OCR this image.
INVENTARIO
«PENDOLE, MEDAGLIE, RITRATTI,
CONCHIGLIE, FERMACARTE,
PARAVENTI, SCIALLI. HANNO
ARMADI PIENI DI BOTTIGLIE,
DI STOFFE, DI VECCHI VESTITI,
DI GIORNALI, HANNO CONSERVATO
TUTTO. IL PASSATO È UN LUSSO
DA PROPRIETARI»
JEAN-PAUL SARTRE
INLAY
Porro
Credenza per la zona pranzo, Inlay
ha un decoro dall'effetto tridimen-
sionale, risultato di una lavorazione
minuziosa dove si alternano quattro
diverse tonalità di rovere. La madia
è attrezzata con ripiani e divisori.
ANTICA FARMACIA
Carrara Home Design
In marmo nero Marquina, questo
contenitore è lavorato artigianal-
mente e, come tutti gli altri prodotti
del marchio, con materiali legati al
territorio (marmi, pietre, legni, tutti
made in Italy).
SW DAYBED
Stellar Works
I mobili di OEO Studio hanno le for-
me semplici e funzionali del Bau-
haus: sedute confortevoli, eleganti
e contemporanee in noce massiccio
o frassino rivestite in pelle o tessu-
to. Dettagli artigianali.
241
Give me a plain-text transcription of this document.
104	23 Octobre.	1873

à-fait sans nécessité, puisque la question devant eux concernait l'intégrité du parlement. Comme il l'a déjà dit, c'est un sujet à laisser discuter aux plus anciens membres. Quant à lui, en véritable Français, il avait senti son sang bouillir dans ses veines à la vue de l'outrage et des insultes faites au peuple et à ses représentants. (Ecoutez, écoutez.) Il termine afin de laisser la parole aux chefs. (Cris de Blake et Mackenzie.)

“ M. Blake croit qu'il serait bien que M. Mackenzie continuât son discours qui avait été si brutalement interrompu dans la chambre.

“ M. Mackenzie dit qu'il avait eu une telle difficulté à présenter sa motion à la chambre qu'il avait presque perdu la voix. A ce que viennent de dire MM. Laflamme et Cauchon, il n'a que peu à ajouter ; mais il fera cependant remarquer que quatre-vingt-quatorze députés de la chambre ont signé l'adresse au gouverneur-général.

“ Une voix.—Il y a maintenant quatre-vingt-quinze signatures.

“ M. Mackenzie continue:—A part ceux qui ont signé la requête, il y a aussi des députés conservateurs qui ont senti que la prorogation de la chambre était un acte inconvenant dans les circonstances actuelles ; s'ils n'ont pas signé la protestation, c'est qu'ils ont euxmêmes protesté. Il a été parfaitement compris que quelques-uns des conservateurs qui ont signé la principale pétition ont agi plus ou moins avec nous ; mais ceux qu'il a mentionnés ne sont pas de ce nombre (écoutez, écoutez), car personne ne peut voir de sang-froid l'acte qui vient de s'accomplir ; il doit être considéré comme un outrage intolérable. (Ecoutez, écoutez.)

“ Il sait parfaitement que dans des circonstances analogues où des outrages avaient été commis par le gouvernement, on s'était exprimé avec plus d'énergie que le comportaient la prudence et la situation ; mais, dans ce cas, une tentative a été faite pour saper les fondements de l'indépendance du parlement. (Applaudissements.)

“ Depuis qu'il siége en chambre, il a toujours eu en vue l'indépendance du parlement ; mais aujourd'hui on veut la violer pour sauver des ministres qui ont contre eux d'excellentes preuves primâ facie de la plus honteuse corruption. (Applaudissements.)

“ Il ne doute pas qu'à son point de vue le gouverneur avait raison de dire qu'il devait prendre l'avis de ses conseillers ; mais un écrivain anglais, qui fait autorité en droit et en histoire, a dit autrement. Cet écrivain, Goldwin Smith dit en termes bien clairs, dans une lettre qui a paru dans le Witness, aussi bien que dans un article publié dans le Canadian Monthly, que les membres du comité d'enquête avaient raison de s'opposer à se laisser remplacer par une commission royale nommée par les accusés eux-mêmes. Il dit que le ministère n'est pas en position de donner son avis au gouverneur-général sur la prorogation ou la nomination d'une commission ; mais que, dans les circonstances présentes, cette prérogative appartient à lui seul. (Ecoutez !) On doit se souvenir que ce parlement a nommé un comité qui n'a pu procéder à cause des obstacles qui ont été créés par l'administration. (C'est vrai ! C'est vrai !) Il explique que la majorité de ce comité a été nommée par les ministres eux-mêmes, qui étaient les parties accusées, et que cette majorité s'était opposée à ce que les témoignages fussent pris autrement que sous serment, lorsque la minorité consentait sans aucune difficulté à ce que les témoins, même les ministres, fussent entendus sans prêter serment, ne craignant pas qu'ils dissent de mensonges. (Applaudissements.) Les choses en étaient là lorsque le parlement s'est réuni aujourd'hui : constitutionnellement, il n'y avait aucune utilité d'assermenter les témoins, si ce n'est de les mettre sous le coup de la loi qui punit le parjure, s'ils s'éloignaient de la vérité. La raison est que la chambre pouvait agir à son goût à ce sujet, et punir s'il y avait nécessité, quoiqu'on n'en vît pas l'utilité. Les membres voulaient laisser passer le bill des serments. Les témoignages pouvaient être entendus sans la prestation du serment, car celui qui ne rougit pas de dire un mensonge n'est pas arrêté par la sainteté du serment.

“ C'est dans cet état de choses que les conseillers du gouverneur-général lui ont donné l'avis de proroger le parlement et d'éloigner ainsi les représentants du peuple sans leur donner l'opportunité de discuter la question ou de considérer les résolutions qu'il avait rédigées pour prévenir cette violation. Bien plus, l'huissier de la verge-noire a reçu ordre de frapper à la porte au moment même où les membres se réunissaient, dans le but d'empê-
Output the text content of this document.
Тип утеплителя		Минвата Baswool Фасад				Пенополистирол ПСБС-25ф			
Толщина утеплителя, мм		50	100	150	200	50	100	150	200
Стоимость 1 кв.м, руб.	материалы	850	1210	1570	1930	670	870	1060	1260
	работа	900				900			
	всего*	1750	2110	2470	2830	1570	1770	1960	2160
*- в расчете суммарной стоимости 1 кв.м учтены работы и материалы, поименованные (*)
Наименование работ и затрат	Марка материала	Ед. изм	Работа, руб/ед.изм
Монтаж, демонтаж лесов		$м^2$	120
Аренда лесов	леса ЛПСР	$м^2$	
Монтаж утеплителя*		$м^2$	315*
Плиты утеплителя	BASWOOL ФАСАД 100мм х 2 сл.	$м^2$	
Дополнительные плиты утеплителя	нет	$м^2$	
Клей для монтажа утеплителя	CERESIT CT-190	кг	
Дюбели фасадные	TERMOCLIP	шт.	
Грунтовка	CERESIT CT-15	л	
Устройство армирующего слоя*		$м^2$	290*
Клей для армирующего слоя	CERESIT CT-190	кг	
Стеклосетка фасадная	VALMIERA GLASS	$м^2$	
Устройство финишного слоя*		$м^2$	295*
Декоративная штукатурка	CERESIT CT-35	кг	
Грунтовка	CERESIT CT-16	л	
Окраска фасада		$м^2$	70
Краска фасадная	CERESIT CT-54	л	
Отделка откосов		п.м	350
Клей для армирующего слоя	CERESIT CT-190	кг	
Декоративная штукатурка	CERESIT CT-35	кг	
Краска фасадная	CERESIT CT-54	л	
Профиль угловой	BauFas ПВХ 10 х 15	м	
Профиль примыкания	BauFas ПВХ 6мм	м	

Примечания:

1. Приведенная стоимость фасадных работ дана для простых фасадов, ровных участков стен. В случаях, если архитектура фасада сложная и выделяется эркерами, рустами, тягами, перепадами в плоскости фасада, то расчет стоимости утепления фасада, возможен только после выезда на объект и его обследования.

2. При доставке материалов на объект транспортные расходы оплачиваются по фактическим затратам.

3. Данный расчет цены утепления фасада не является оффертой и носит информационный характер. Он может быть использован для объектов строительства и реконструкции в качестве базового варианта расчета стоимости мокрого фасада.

========================================

Set task: Reproduce each record exactly, leaving nothing out.

The answer:
OCR this image.
INVENTARIO
«PENDOLE, MEDAGLIE, RITRATTI,
CONCHIGLIE, FERMACARTE,
PARAVENTI, SCIALLI. HANNO
ARMADI PIENI DI BOTTIGLIE,
DI STOFFE, DI VECCHI VESTITI,
DI GIORNALI, HANNO CONSERVATO
TUTTO. IL PASSATO È UN LUSSO
DA PROPRIETARI»
JEAN-PAUL SARTRE
INLAY
Porro
Credenza per la zona pranzo, Inlay
ha un decoro dall'effetto tridimen-
sionale, risultato di una lavorazione
minuziosa dove si alternano quattro
diverse tonalità di rovere. La madia
è attrezzata con ripiani e divisori.
ANTICA FARMACIA
Carrara Home Design
In marmo nero Marquina, questo
contenitore è lavorato artigianal-
mente e, come tutti gli altri prodotti
del marchio, con materiali legati al
territorio (marmi, pietre, legni, tutti
made in Italy).
SW DAYBED
Stellar Works
I mobili di OEO Studio hanno le for-
me semplici e funzionali del Bau-
haus: sedute confortevoli, eleganti
e contemporanee in noce massiccio
o frassino rivestite in pelle o tessu-
to. Dettagli artigianali.
241
Give me a plain-text transcription of this document.
104	23 Octobre.	1873

à-fait sans nécessité, puisque la question devant eux concernait l'intégrité du parlement. Comme il l'a déjà dit, c'est un sujet à laisser discuter aux plus anciens membres. Quant à lui, en véritable Français, il avait senti son sang bouillir dans ses veines à la vue de l'outrage et des insultes faites au peuple et à ses représentants. (Ecoutez, écoutez.) Il termine afin de laisser la parole aux chefs. (Cris de Blake et Mackenzie.)

“ M. Blake croit qu'il serait bien que M. Mackenzie continuât son discours qui avait été si brutalement interrompu dans la chambre.

“ M. Mackenzie dit qu'il avait eu une telle difficulté à présenter sa motion à la chambre qu'il avait presque perdu la voix. A ce que viennent de dire MM. Laflamme et Cauchon, il n'a que peu à ajouter ; mais il fera cependant remarquer que quatre-vingt-quatorze députés de la chambre ont signé l'adresse au gouverneur-général.

“ Une voix.—Il y a maintenant quatre-vingt-quinze signatures.

“ M. Mackenzie continue:—A part ceux qui ont signé la requête, il y a aussi des députés conservateurs qui ont senti que la prorogation de la chambre était un acte inconvenant dans les circonstances actuelles ; s'ils n'ont pas signé la protestation, c'est qu'ils ont euxmêmes protesté. Il a été parfaitement compris que quelques-uns des conservateurs qui ont signé la principale pétition ont agi plus ou moins avec nous ; mais ceux qu'il a mentionnés ne sont pas de ce nombre (écoutez, écoutez), car personne ne peut voir de sang-froid l'acte qui vient de s'accomplir ; il doit être considéré comme un outrage intolérable. (Ecoutez, écoutez.)

“ Il sait parfaitement que dans des circonstances analogues où des outrages avaient été commis par le gouvernement, on s'était exprimé avec plus d'énergie que le comportaient la prudence et la situation ; mais, dans ce cas, une tentative a été faite pour saper les fondements de l'indépendance du parlement. (Applaudissements.)

“ Depuis qu'il siége en chambre, il a toujours eu en vue l'indépendance du parlement ; mais aujourd'hui on veut la violer pour sauver des ministres qui ont contre eux d'excellentes preuves primâ facie de la plus honteuse corruption. (Applaudissements.)

“ Il ne doute pas qu'à son point de vue le gouverneur avait raison de dire qu'il devait prendre l'avis de ses conseillers ; mais un écrivain anglais, qui fait autorité en droit et en histoire, a dit autrement. Cet écrivain, Goldwin Smith dit en termes bien clairs, dans une lettre qui a paru dans le Witness, aussi bien que dans un article publié dans le Canadian Monthly, que les membres du comité d'enquête avaient raison de s'opposer à se laisser remplacer par une commission royale nommée par les accusés eux-mêmes. Il dit que le ministère n'est pas en position de donner son avis au gouverneur-général sur la prorogation ou la nomination d'une commission ; mais que, dans les circonstances présentes, cette prérogative appartient à lui seul. (Ecoutez !) On doit se souvenir que ce parlement a nommé un comité qui n'a pu procéder à cause des obstacles qui ont été créés par l'administration. (C'est vrai ! C'est vrai !) Il explique que la majorité de ce comité a été nommée par les ministres eux-mêmes, qui étaient les parties accusées, et que cette majorité s'était opposée à ce que les témoignages fussent pris autrement que sous serment, lorsque la minorité consentait sans aucune difficulté à ce que les témoins, même les ministres, fussent entendus sans prêter serment, ne craignant pas qu'ils dissent de mensonges. (Applaudissements.) Les choses en étaient là lorsque le parlement s'est réuni aujourd'hui : constitutionnellement, il n'y avait aucune utilité d'assermenter les témoins, si ce n'est de les mettre sous le coup de la loi qui punit le parjure, s'ils s'éloignaient de la vérité. La raison est que la chambre pouvait agir à son goût à ce sujet, et punir s'il y avait nécessité, quoiqu'on n'en vît pas l'utilité. Les membres voulaient laisser passer le bill des serments. Les témoignages pouvaient être entendus sans la prestation du serment, car celui qui ne rougit pas de dire un mensonge n'est pas arrêté par la sainteté du serment.

“ C'est dans cet état de choses que les conseillers du gouverneur-général lui ont donné l'avis de proroger le parlement et d'éloigner ainsi les représentants du peuple sans leur donner l'opportunité de discuter la question ou de considérer les résolutions qu'il avait rédigées pour prévenir cette violation. Bien plus, l'huissier de la verge-noire a reçu ordre de frapper à la porte au moment même où les membres se réunissaient, dans le but d'empê-
Output the text content of this document.
Тип утеплителя		Минвата Baswool Фасад				Пенополистирол ПСБС-25ф			
Толщина утеплителя, мм		50	100	150	200	50	100	150	200
Стоимость 1 кв.м, руб.	материалы	850	1210	1570	1930	670	870	1060	1260
	работа	900				900			
	всего*	1750	2110	2470	2830	1570	1770	1960	2160
*- в расчете суммарной стоимости 1 кв.м учтены работы и материалы, поименованные (*)
Наименование работ и затрат	Марка материала	Ед. изм	Работа, руб/ед.изм
Монтаж, демонтаж лесов		$м^2$	120
Аренда лесов	леса ЛПСР	$м^2$	
Монтаж утеплителя*		$м^2$	315*
Плиты утеплителя	BASWOOL ФАСАД 100мм х 2 сл.	$м^2$	
Дополнительные плиты утеплителя	нет	$м^2$	
Клей для монтажа утеплителя	CERESIT CT-190	кг	
Дюбели фасадные	TERMOCLIP	шт.	
Грунтовка	CERESIT CT-15	л	
Устройство армирующего слоя*		$м^2$	290*
Клей для армирующего слоя	CERESIT CT-190	кг	
Стеклосетка фасадная	VALMIERA GLASS	$м^2$	
Устройство финишного слоя*		$м^2$	295*
Декоративная штукатурка	CERESIT CT-35	кг	
Грунтовка	CERESIT CT-16	л	
Окраска фасада		$м^2$	70
Краска фасадная	CERESIT CT-54	л	
Отделка откосов		п.м	350
Клей для армирующего слоя	CERESIT CT-190	кг	
Декоративная штукатурка	CERESIT CT-35	кг	
Краска фасадная	CERESIT CT-54	л	
Профиль угловой	BauFas ПВХ 10 х 15	м	
Профиль примыкания	BauFas ПВХ 6мм	м	

Примечания:

1. Приведенная стоимость фасадных работ дана для простых фасадов, ровных участков стен. В случаях, если архитектура фасада сложная и выделяется эркерами, рустами, тягами, перепадами в плоскости фасада, то расчет стоимости утепления фасада, возможен только после выезда на объект и его обследования.

2. При доставке материалов на объект транспортные расходы оплачиваются по фактическим затратам.

3. Данный расчет цены утепления фасада не является оффертой и носит информационный характер. Он может быть использован для объектов строительства и реконструкции в качестве базового варианта расчета стоимости мокрого фасада.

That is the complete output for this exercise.